• _Problem description_:
Transcribe all of the material below word for word and leave out its pictures.

--- The data ---

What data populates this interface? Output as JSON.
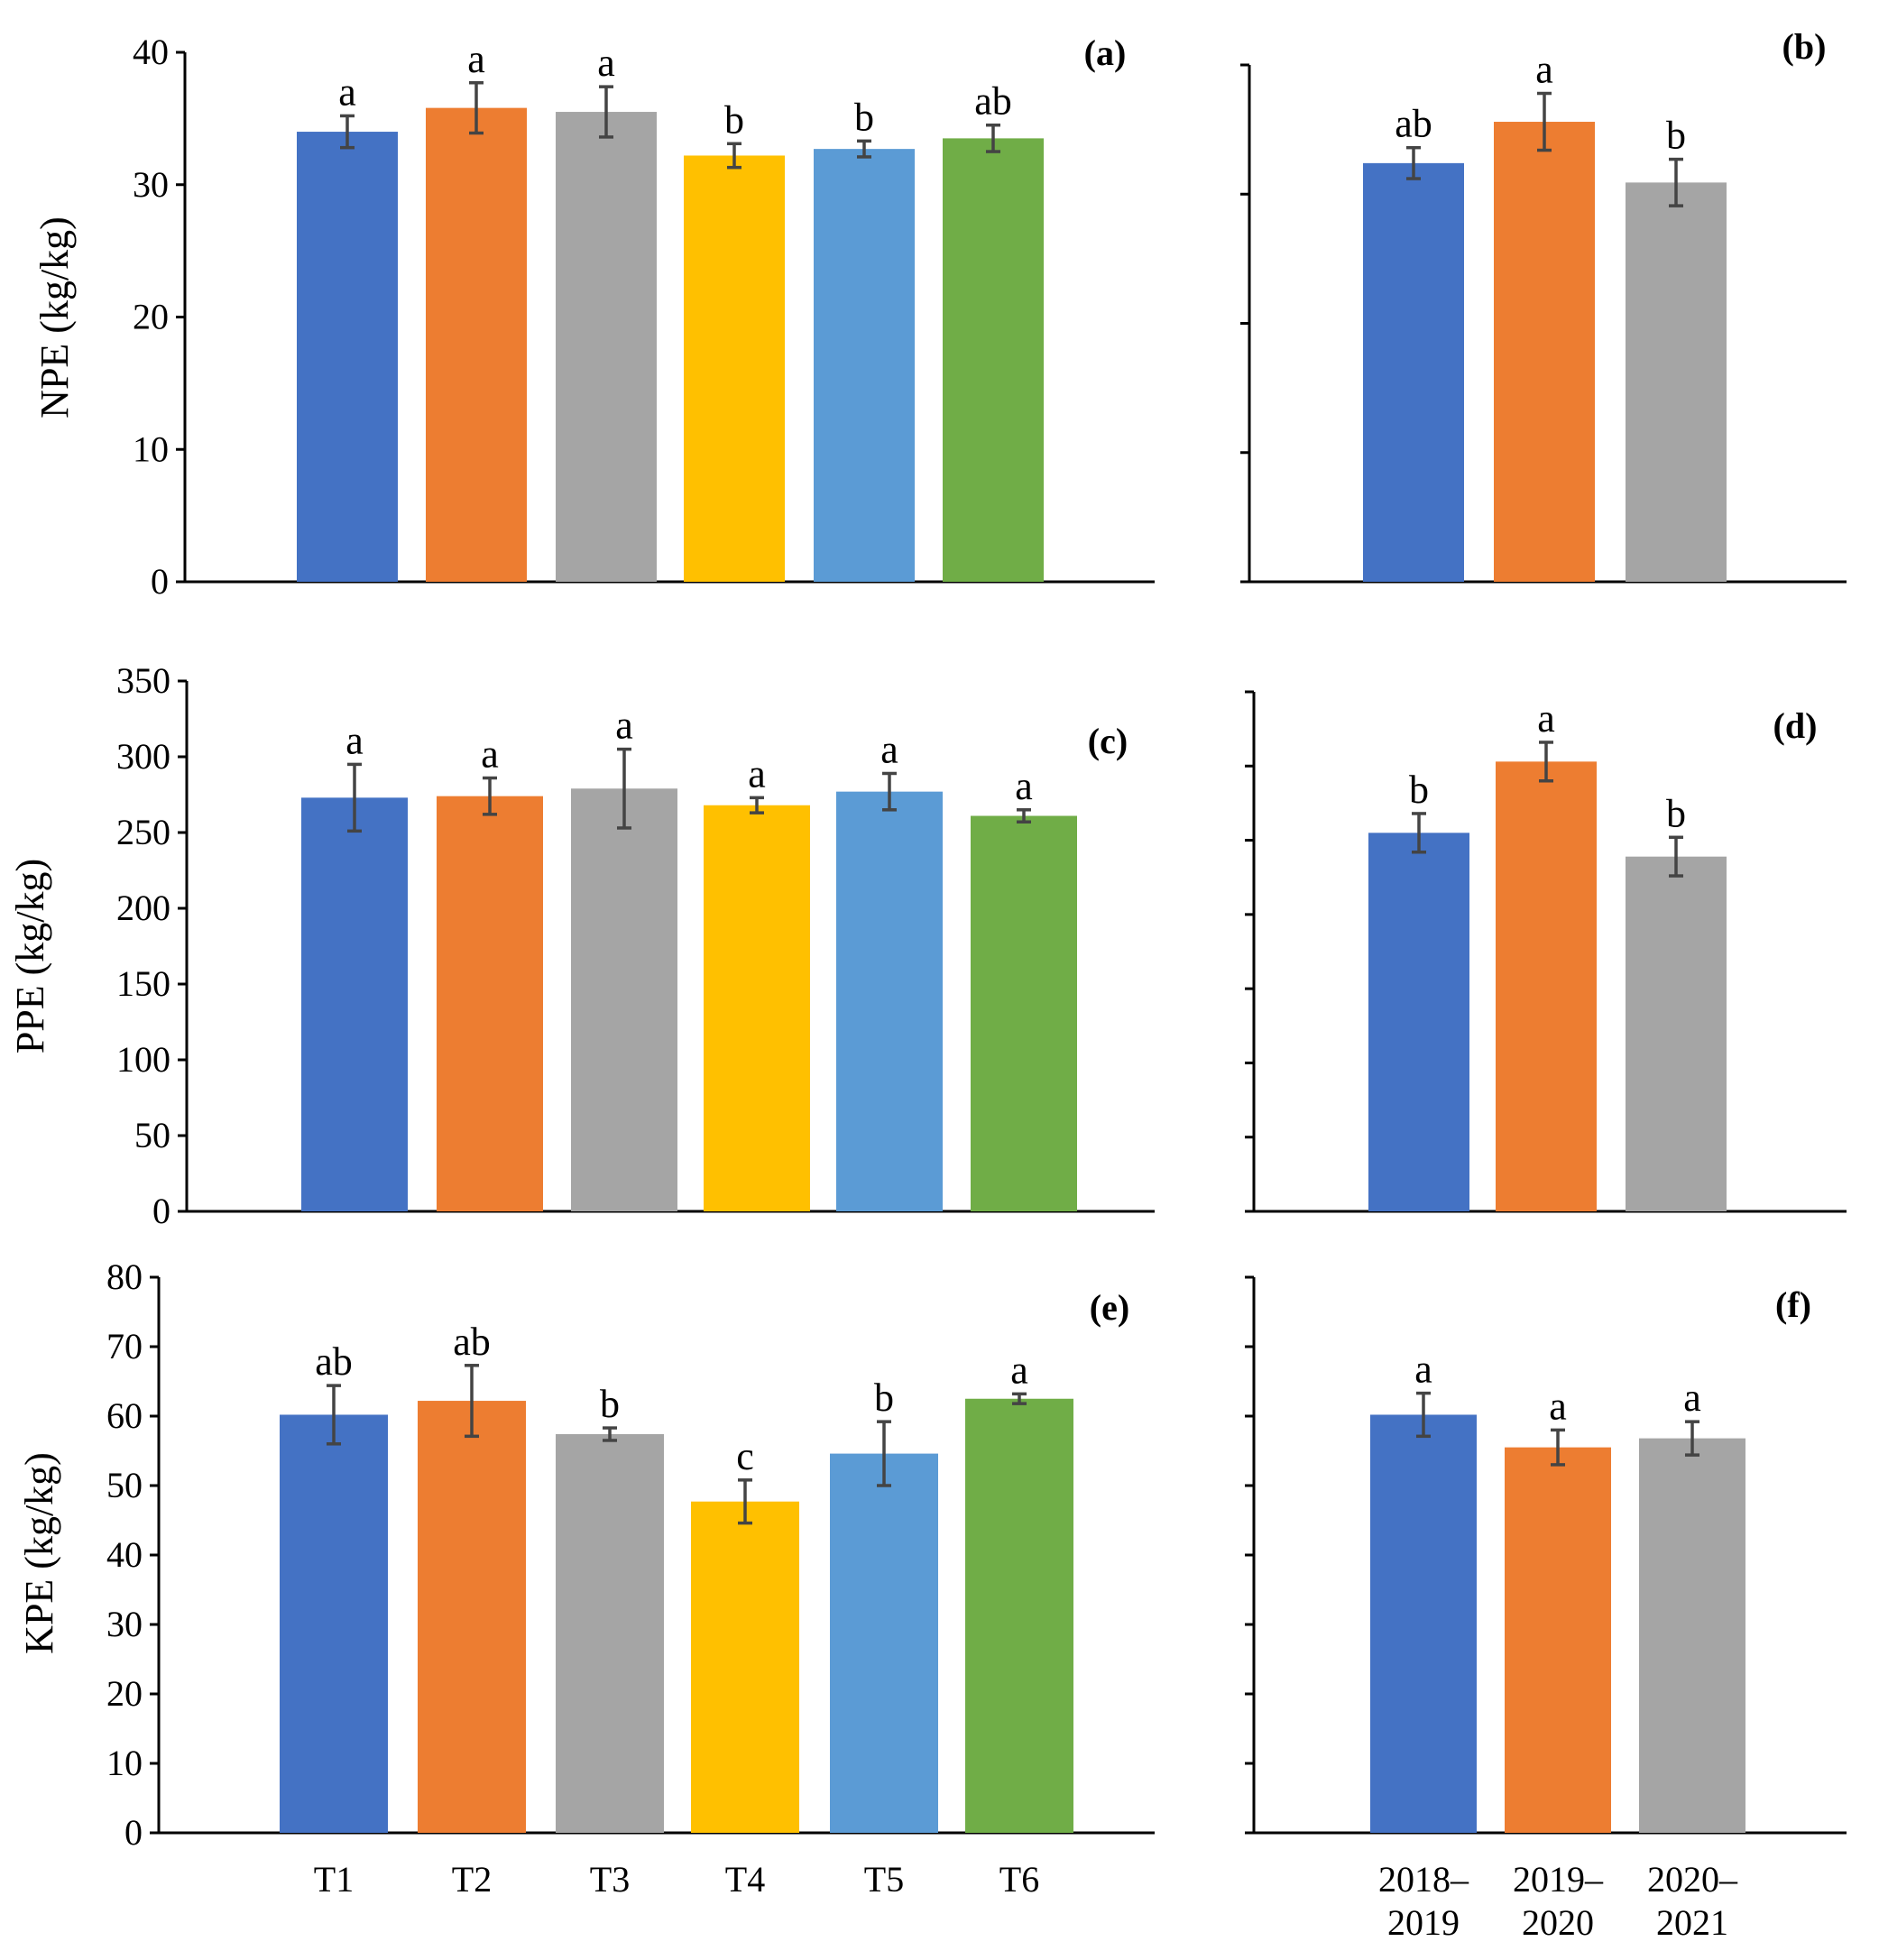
{
  "colors": {
    "T1": "#4472C4",
    "T2": "#ED7D31",
    "T3": "#A5A5A5",
    "T4": "#FFC000",
    "T5": "#5B9BD5",
    "T6": "#70AD47",
    "error_bar": "#444444"
  },
  "chart_data": [
    {
      "id": "a",
      "type": "bar",
      "panel_label": "(a)",
      "ylabel": "NPE (kg/kg)",
      "ylim": [
        0,
        40
      ],
      "yticks": [
        0,
        10,
        20,
        30,
        40
      ],
      "categories": [
        "T1",
        "T2",
        "T3",
        "T4",
        "T5",
        "T6"
      ],
      "values": [
        34.0,
        35.8,
        35.5,
        32.2,
        32.7,
        33.5
      ],
      "errors": [
        1.2,
        1.9,
        1.9,
        0.9,
        0.6,
        1.0
      ],
      "letters": [
        "a",
        "a",
        "a",
        "b",
        "b",
        "ab"
      ],
      "color_keys": [
        "T1",
        "T2",
        "T3",
        "T4",
        "T5",
        "T6"
      ]
    },
    {
      "id": "b",
      "type": "bar",
      "panel_label": "(b)",
      "ylabel": "",
      "ylim": [
        0,
        40
      ],
      "yticks": [
        0,
        10,
        20,
        30,
        40
      ],
      "categories": [
        "2018–2019",
        "2019–2020",
        "2020–2021"
      ],
      "values": [
        32.4,
        35.6,
        30.9
      ],
      "errors": [
        1.2,
        2.2,
        1.8
      ],
      "letters": [
        "ab",
        "a",
        "b"
      ],
      "color_keys": [
        "T1",
        "T2",
        "T3"
      ]
    },
    {
      "id": "c",
      "type": "bar",
      "panel_label": "(c)",
      "ylabel": "PPE (kg/kg)",
      "ylim": [
        0,
        350
      ],
      "yticks": [
        0,
        50,
        100,
        150,
        200,
        250,
        300,
        350
      ],
      "categories": [
        "T1",
        "T2",
        "T3",
        "T4",
        "T5",
        "T6"
      ],
      "values": [
        273,
        274,
        279,
        268,
        277,
        261
      ],
      "errors": [
        22,
        12,
        26,
        5,
        12,
        4
      ],
      "letters": [
        "a",
        "a",
        "a",
        "a",
        "a",
        "a"
      ],
      "color_keys": [
        "T1",
        "T2",
        "T3",
        "T4",
        "T5",
        "T6"
      ]
    },
    {
      "id": "d",
      "type": "bar",
      "panel_label": "(d)",
      "ylabel": "",
      "ylim": [
        0,
        350
      ],
      "yticks": [
        0,
        50,
        100,
        150,
        200,
        250,
        300,
        350
      ],
      "categories": [
        "2018–2019",
        "2019–2020",
        "2020–2021"
      ],
      "values": [
        255,
        303,
        239
      ],
      "errors": [
        13,
        13,
        13
      ],
      "letters": [
        "b",
        "a",
        "b"
      ],
      "color_keys": [
        "T1",
        "T2",
        "T3"
      ]
    },
    {
      "id": "e",
      "type": "bar",
      "panel_label": "(e)",
      "ylabel": "KPE (kg/kg)",
      "ylim": [
        0,
        80
      ],
      "yticks": [
        0,
        10,
        20,
        30,
        40,
        50,
        60,
        70,
        80
      ],
      "categories": [
        "T1",
        "T2",
        "T3",
        "T4",
        "T5",
        "T6"
      ],
      "values": [
        60.2,
        62.2,
        57.4,
        47.7,
        54.6,
        62.5
      ],
      "errors": [
        4.2,
        5.1,
        0.9,
        3.1,
        4.6,
        0.7
      ],
      "letters": [
        "ab",
        "ab",
        "b",
        "c",
        "b",
        "a"
      ],
      "color_keys": [
        "T1",
        "T2",
        "T3",
        "T4",
        "T5",
        "T6"
      ]
    },
    {
      "id": "f",
      "type": "bar",
      "panel_label": "(f)",
      "ylabel": "",
      "ylim": [
        0,
        80
      ],
      "yticks": [
        0,
        10,
        20,
        30,
        40,
        50,
        60,
        70,
        80
      ],
      "categories": [
        "2018–2019",
        "2019–2020",
        "2020–2021"
      ],
      "values": [
        60.2,
        55.5,
        56.8
      ],
      "errors": [
        3.1,
        2.5,
        2.4
      ],
      "letters": [
        "a",
        "a",
        "a"
      ],
      "color_keys": [
        "T1",
        "T2",
        "T3"
      ]
    }
  ]
}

---

• _Result of this task_:
What data populates this interface? Output as JSON.
{
  "colors": {
    "T1": "#4472C4",
    "T2": "#ED7D31",
    "T3": "#A5A5A5",
    "T4": "#FFC000",
    "T5": "#5B9BD5",
    "T6": "#70AD47",
    "error_bar": "#444444"
  },
  "chart_data": [
    {
      "id": "a",
      "type": "bar",
      "panel_label": "(a)",
      "ylabel": "NPE (kg/kg)",
      "ylim": [
        0,
        40
      ],
      "yticks": [
        0,
        10,
        20,
        30,
        40
      ],
      "categories": [
        "T1",
        "T2",
        "T3",
        "T4",
        "T5",
        "T6"
      ],
      "values": [
        34.0,
        35.8,
        35.5,
        32.2,
        32.7,
        33.5
      ],
      "errors": [
        1.2,
        1.9,
        1.9,
        0.9,
        0.6,
        1.0
      ],
      "letters": [
        "a",
        "a",
        "a",
        "b",
        "b",
        "ab"
      ],
      "color_keys": [
        "T1",
        "T2",
        "T3",
        "T4",
        "T5",
        "T6"
      ]
    },
    {
      "id": "b",
      "type": "bar",
      "panel_label": "(b)",
      "ylabel": "",
      "ylim": [
        0,
        40
      ],
      "yticks": [
        0,
        10,
        20,
        30,
        40
      ],
      "categories": [
        "2018–2019",
        "2019–2020",
        "2020–2021"
      ],
      "values": [
        32.4,
        35.6,
        30.9
      ],
      "errors": [
        1.2,
        2.2,
        1.8
      ],
      "letters": [
        "ab",
        "a",
        "b"
      ],
      "color_keys": [
        "T1",
        "T2",
        "T3"
      ]
    },
    {
      "id": "c",
      "type": "bar",
      "panel_label": "(c)",
      "ylabel": "PPE (kg/kg)",
      "ylim": [
        0,
        350
      ],
      "yticks": [
        0,
        50,
        100,
        150,
        200,
        250,
        300,
        350
      ],
      "categories": [
        "T1",
        "T2",
        "T3",
        "T4",
        "T5",
        "T6"
      ],
      "values": [
        273,
        274,
        279,
        268,
        277,
        261
      ],
      "errors": [
        22,
        12,
        26,
        5,
        12,
        4
      ],
      "letters": [
        "a",
        "a",
        "a",
        "a",
        "a",
        "a"
      ],
      "color_keys": [
        "T1",
        "T2",
        "T3",
        "T4",
        "T5",
        "T6"
      ]
    },
    {
      "id": "d",
      "type": "bar",
      "panel_label": "(d)",
      "ylabel": "",
      "ylim": [
        0,
        350
      ],
      "yticks": [
        0,
        50,
        100,
        150,
        200,
        250,
        300,
        350
      ],
      "categories": [
        "2018–2019",
        "2019–2020",
        "2020–2021"
      ],
      "values": [
        255,
        303,
        239
      ],
      "errors": [
        13,
        13,
        13
      ],
      "letters": [
        "b",
        "a",
        "b"
      ],
      "color_keys": [
        "T1",
        "T2",
        "T3"
      ]
    },
    {
      "id": "e",
      "type": "bar",
      "panel_label": "(e)",
      "ylabel": "KPE (kg/kg)",
      "ylim": [
        0,
        80
      ],
      "yticks": [
        0,
        10,
        20,
        30,
        40,
        50,
        60,
        70,
        80
      ],
      "categories": [
        "T1",
        "T2",
        "T3",
        "T4",
        "T5",
        "T6"
      ],
      "values": [
        60.2,
        62.2,
        57.4,
        47.7,
        54.6,
        62.5
      ],
      "errors": [
        4.2,
        5.1,
        0.9,
        3.1,
        4.6,
        0.7
      ],
      "letters": [
        "ab",
        "ab",
        "b",
        "c",
        "b",
        "a"
      ],
      "color_keys": [
        "T1",
        "T2",
        "T3",
        "T4",
        "T5",
        "T6"
      ]
    },
    {
      "id": "f",
      "type": "bar",
      "panel_label": "(f)",
      "ylabel": "",
      "ylim": [
        0,
        80
      ],
      "yticks": [
        0,
        10,
        20,
        30,
        40,
        50,
        60,
        70,
        80
      ],
      "categories": [
        "2018–2019",
        "2019–2020",
        "2020–2021"
      ],
      "values": [
        60.2,
        55.5,
        56.8
      ],
      "errors": [
        3.1,
        2.5,
        2.4
      ],
      "letters": [
        "a",
        "a",
        "a"
      ],
      "color_keys": [
        "T1",
        "T2",
        "T3"
      ]
    }
  ]
}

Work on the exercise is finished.